-- start of ITEMS --

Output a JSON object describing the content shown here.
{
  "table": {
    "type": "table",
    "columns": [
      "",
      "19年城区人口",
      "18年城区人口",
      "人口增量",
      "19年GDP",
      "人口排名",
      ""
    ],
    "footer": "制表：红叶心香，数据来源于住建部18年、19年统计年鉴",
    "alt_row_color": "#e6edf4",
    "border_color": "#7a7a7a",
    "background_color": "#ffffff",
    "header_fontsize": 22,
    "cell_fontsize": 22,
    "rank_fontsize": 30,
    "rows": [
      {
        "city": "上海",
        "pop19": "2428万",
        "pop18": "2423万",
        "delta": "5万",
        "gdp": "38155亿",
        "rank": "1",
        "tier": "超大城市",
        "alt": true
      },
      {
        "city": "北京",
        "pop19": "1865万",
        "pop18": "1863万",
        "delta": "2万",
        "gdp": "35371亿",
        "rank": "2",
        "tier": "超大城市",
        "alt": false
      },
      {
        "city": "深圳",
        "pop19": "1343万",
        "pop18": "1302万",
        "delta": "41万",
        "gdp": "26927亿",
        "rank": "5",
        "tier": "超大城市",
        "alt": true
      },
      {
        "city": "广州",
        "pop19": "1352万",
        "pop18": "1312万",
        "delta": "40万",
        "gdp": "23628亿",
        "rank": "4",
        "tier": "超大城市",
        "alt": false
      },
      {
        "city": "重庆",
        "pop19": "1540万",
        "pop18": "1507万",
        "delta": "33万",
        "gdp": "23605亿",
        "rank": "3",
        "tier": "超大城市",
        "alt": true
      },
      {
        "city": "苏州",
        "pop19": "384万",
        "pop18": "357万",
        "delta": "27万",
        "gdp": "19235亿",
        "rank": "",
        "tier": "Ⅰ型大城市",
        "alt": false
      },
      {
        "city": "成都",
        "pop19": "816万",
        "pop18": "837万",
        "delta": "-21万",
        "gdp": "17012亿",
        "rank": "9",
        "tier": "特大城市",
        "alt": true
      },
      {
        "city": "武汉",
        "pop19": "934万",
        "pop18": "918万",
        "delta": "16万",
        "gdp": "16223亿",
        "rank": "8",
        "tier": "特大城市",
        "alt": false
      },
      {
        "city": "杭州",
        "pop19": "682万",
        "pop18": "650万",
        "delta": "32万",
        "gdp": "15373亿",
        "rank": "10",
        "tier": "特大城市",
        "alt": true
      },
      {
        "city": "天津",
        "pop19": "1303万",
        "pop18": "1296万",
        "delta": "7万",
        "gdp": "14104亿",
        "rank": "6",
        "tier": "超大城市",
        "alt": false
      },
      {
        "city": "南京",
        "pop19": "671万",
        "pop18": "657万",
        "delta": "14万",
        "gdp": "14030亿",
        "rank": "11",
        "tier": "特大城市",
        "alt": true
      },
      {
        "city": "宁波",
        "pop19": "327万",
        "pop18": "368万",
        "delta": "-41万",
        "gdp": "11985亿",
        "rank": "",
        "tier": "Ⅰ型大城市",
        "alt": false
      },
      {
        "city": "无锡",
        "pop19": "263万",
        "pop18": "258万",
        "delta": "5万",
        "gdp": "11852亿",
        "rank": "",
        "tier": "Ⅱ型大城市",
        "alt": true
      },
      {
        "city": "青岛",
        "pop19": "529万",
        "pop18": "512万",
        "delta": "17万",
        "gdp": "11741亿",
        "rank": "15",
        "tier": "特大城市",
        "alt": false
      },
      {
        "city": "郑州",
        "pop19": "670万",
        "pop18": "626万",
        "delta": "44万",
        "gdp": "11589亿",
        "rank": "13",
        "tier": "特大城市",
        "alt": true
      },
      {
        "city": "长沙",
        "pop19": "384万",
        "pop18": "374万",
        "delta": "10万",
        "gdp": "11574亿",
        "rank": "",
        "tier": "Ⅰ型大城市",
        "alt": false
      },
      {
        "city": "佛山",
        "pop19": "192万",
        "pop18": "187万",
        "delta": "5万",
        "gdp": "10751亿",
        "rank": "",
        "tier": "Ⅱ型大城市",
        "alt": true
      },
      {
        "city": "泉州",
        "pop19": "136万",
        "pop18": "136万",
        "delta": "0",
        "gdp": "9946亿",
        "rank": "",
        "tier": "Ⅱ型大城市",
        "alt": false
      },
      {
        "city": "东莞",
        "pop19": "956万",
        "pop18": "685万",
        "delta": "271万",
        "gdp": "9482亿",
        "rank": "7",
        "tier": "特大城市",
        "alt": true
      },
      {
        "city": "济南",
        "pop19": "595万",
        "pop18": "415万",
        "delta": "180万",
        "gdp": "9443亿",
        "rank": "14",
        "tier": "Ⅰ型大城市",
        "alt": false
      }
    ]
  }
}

-- end of ITEMS --

**WHAT TO WORK ON:**
Extract every record. Keep wording exact.

**RESULT OF THE EXERCISE:**
Output a JSON object describing the content shown here.
{
  "table": {
    "type": "table",
    "columns": [
      "",
      "19年城区人口",
      "18年城区人口",
      "人口增量",
      "19年GDP",
      "人口排名",
      ""
    ],
    "footer": "制表：红叶心香，数据来源于住建部18年、19年统计年鉴",
    "alt_row_color": "#e6edf4",
    "border_color": "#7a7a7a",
    "background_color": "#ffffff",
    "header_fontsize": 22,
    "cell_fontsize": 22,
    "rank_fontsize": 30,
    "rows": [
      {
        "city": "上海",
        "pop19": "2428万",
        "pop18": "2423万",
        "delta": "5万",
        "gdp": "38155亿",
        "rank": "1",
        "tier": "超大城市",
        "alt": true
      },
      {
        "city": "北京",
        "pop19": "1865万",
        "pop18": "1863万",
        "delta": "2万",
        "gdp": "35371亿",
        "rank": "2",
        "tier": "超大城市",
        "alt": false
      },
      {
        "city": "深圳",
        "pop19": "1343万",
        "pop18": "1302万",
        "delta": "41万",
        "gdp": "26927亿",
        "rank": "5",
        "tier": "超大城市",
        "alt": true
      },
      {
        "city": "广州",
        "pop19": "1352万",
        "pop18": "1312万",
        "delta": "40万",
        "gdp": "23628亿",
        "rank": "4",
        "tier": "超大城市",
        "alt": false
      },
      {
        "city": "重庆",
        "pop19": "1540万",
        "pop18": "1507万",
        "delta": "33万",
        "gdp": "23605亿",
        "rank": "3",
        "tier": "超大城市",
        "alt": true
      },
      {
        "city": "苏州",
        "pop19": "384万",
        "pop18": "357万",
        "delta": "27万",
        "gdp": "19235亿",
        "rank": "",
        "tier": "Ⅰ型大城市",
        "alt": false
      },
      {
        "city": "成都",
        "pop19": "816万",
        "pop18": "837万",
        "delta": "-21万",
        "gdp": "17012亿",
        "rank": "9",
        "tier": "特大城市",
        "alt": true
      },
      {
        "city": "武汉",
        "pop19": "934万",
        "pop18": "918万",
        "delta": "16万",
        "gdp": "16223亿",
        "rank": "8",
        "tier": "特大城市",
        "alt": false
      },
      {
        "city": "杭州",
        "pop19": "682万",
        "pop18": "650万",
        "delta": "32万",
        "gdp": "15373亿",
        "rank": "10",
        "tier": "特大城市",
        "alt": true
      },
      {
        "city": "天津",
        "pop19": "1303万",
        "pop18": "1296万",
        "delta": "7万",
        "gdp": "14104亿",
        "rank": "6",
        "tier": "超大城市",
        "alt": false
      },
      {
        "city": "南京",
        "pop19": "671万",
        "pop18": "657万",
        "delta": "14万",
        "gdp": "14030亿",
        "rank": "11",
        "tier": "特大城市",
        "alt": true
      },
      {
        "city": "宁波",
        "pop19": "327万",
        "pop18": "368万",
        "delta": "-41万",
        "gdp": "11985亿",
        "rank": "",
        "tier": "Ⅰ型大城市",
        "alt": false
      },
      {
        "city": "无锡",
        "pop19": "263万",
        "pop18": "258万",
        "delta": "5万",
        "gdp": "11852亿",
        "rank": "",
        "tier": "Ⅱ型大城市",
        "alt": true
      },
      {
        "city": "青岛",
        "pop19": "529万",
        "pop18": "512万",
        "delta": "17万",
        "gdp": "11741亿",
        "rank": "15",
        "tier": "特大城市",
        "alt": false
      },
      {
        "city": "郑州",
        "pop19": "670万",
        "pop18": "626万",
        "delta": "44万",
        "gdp": "11589亿",
        "rank": "13",
        "tier": "特大城市",
        "alt": true
      },
      {
        "city": "长沙",
        "pop19": "384万",
        "pop18": "374万",
        "delta": "10万",
        "gdp": "11574亿",
        "rank": "",
        "tier": "Ⅰ型大城市",
        "alt": false
      },
      {
        "city": "佛山",
        "pop19": "192万",
        "pop18": "187万",
        "delta": "5万",
        "gdp": "10751亿",
        "rank": "",
        "tier": "Ⅱ型大城市",
        "alt": true
      },
      {
        "city": "泉州",
        "pop19": "136万",
        "pop18": "136万",
        "delta": "0",
        "gdp": "9946亿",
        "rank": "",
        "tier": "Ⅱ型大城市",
        "alt": false
      },
      {
        "city": "东莞",
        "pop19": "956万",
        "pop18": "685万",
        "delta": "271万",
        "gdp": "9482亿",
        "rank": "7",
        "tier": "特大城市",
        "alt": true
      },
      {
        "city": "济南",
        "pop19": "595万",
        "pop18": "415万",
        "delta": "180万",
        "gdp": "9443亿",
        "rank": "14",
        "tier": "Ⅰ型大城市",
        "alt": false
      }
    ]
  }
}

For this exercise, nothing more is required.